• **Data records**:
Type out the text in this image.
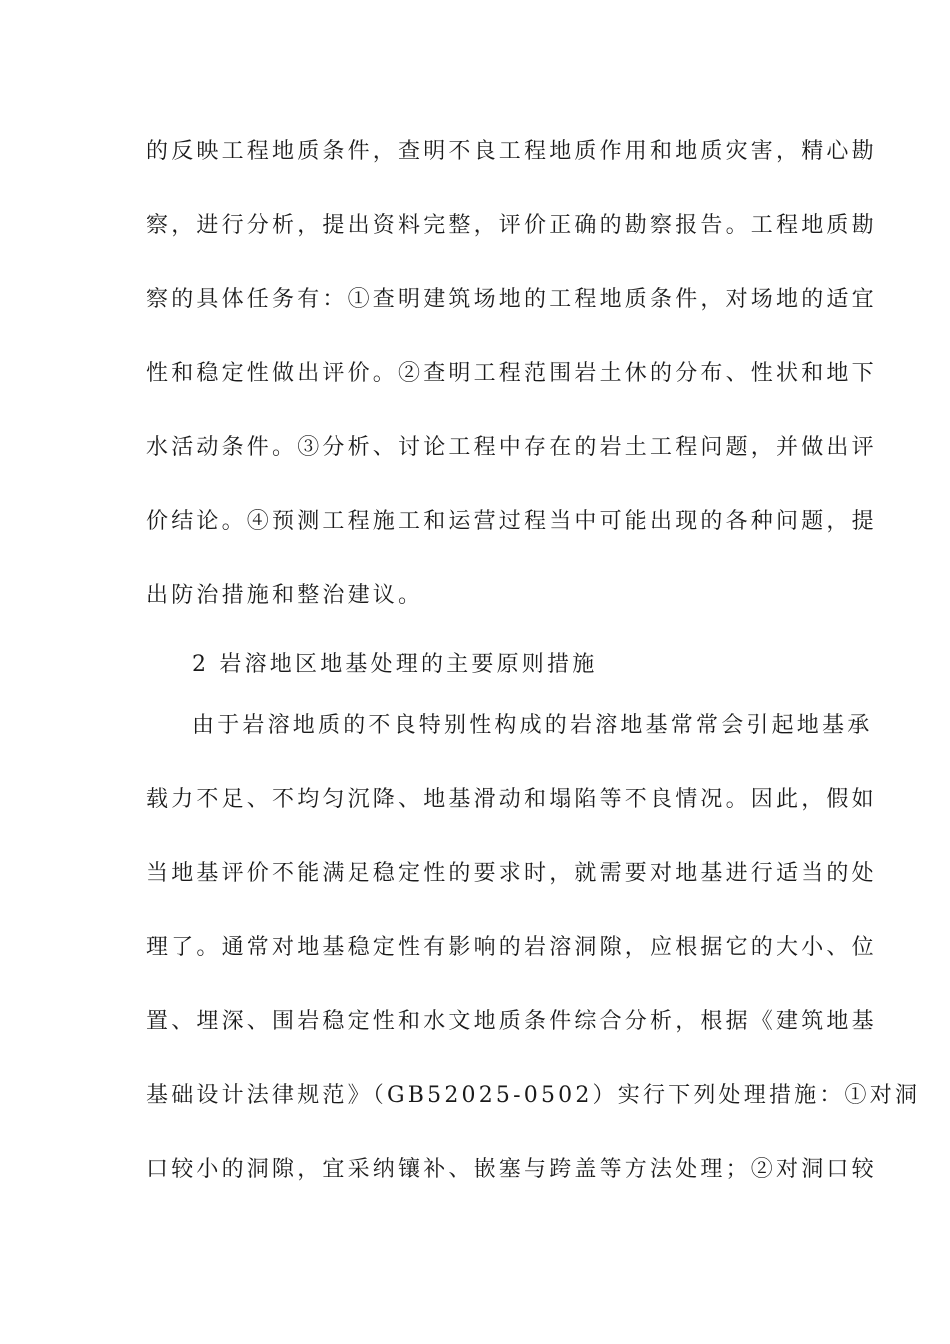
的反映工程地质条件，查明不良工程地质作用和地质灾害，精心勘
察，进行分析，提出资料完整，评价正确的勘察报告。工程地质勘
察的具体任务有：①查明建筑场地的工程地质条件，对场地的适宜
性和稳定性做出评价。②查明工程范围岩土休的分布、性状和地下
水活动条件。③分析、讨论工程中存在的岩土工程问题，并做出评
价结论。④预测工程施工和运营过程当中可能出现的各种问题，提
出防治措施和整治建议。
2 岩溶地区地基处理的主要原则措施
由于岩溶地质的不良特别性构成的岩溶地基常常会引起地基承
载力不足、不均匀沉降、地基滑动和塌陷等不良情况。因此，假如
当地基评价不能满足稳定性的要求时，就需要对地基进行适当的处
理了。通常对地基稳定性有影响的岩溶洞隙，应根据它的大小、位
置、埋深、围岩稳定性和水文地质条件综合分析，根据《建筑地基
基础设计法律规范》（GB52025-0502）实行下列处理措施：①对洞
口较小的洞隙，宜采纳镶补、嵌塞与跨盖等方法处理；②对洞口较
* * *
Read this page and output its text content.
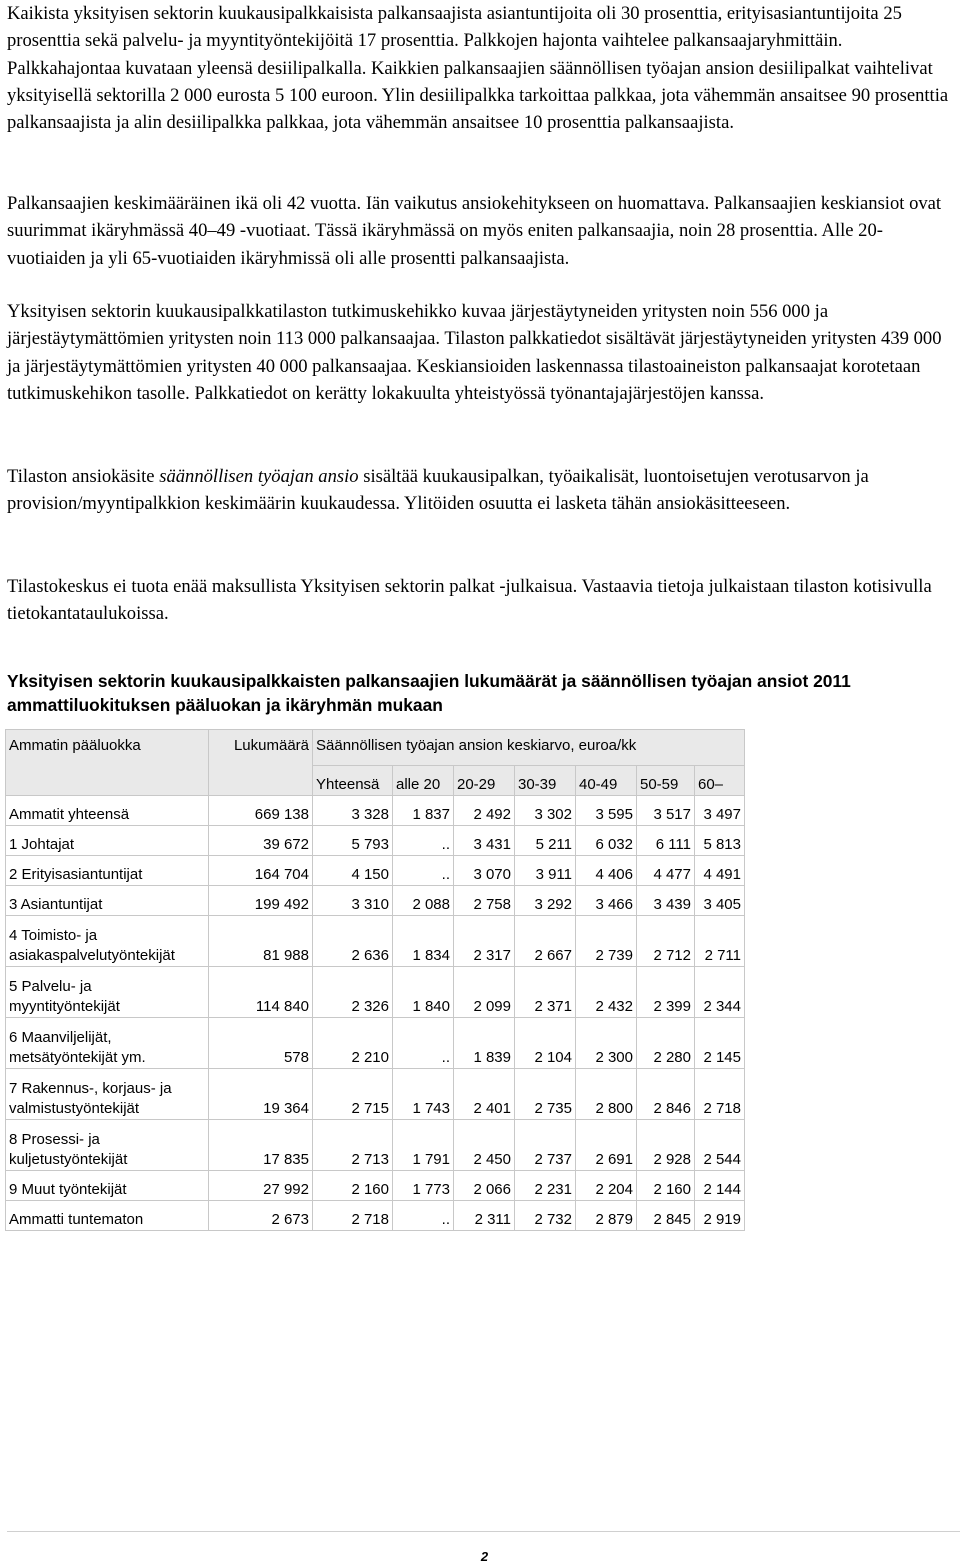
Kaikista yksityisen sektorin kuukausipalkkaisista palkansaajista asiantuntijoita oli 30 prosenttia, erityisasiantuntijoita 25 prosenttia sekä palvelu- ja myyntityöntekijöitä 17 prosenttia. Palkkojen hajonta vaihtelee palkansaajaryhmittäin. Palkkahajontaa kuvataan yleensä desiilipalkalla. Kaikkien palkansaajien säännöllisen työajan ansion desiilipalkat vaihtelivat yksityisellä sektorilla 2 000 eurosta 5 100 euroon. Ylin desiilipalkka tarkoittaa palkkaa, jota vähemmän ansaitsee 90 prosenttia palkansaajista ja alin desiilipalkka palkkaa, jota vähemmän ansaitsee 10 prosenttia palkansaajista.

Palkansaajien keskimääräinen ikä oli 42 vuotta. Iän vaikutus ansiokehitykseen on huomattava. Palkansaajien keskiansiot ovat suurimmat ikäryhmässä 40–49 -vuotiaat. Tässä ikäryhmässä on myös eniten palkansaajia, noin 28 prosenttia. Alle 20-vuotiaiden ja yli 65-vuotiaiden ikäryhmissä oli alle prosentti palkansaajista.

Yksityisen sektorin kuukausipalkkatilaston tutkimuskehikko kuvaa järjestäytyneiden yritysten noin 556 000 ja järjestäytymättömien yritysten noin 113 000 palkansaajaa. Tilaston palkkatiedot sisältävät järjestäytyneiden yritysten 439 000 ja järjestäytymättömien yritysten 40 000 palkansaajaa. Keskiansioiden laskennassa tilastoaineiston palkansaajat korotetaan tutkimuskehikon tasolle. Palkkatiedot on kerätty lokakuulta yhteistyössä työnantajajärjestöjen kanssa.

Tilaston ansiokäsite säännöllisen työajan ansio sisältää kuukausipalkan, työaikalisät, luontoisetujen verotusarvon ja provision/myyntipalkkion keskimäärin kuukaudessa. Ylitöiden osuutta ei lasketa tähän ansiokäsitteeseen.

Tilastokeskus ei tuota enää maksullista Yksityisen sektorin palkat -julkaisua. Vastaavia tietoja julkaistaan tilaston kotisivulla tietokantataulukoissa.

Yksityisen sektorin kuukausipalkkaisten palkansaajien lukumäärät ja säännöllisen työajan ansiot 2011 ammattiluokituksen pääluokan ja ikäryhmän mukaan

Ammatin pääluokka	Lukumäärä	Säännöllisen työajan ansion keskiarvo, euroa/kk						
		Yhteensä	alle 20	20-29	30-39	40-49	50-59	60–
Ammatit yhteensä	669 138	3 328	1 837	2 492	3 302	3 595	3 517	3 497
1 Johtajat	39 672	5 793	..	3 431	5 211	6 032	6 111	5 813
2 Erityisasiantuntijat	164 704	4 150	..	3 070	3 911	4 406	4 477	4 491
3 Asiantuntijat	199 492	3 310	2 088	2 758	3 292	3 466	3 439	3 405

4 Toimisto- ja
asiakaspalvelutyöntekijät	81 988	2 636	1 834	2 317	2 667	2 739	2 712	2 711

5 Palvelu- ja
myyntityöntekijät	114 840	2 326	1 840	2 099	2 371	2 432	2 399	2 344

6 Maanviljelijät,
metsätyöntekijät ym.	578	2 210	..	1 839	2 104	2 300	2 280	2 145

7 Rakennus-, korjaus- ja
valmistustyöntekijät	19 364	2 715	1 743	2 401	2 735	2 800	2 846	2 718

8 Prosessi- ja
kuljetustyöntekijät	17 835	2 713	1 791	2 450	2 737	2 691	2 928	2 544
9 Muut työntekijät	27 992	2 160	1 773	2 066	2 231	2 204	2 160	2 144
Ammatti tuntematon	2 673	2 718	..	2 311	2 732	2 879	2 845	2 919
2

• **Task to carry out**:
Scan the listing above. Collect all lines with the word "this".

• **Expected answer**:
Type out the text in this image.
Read this page and output its text content.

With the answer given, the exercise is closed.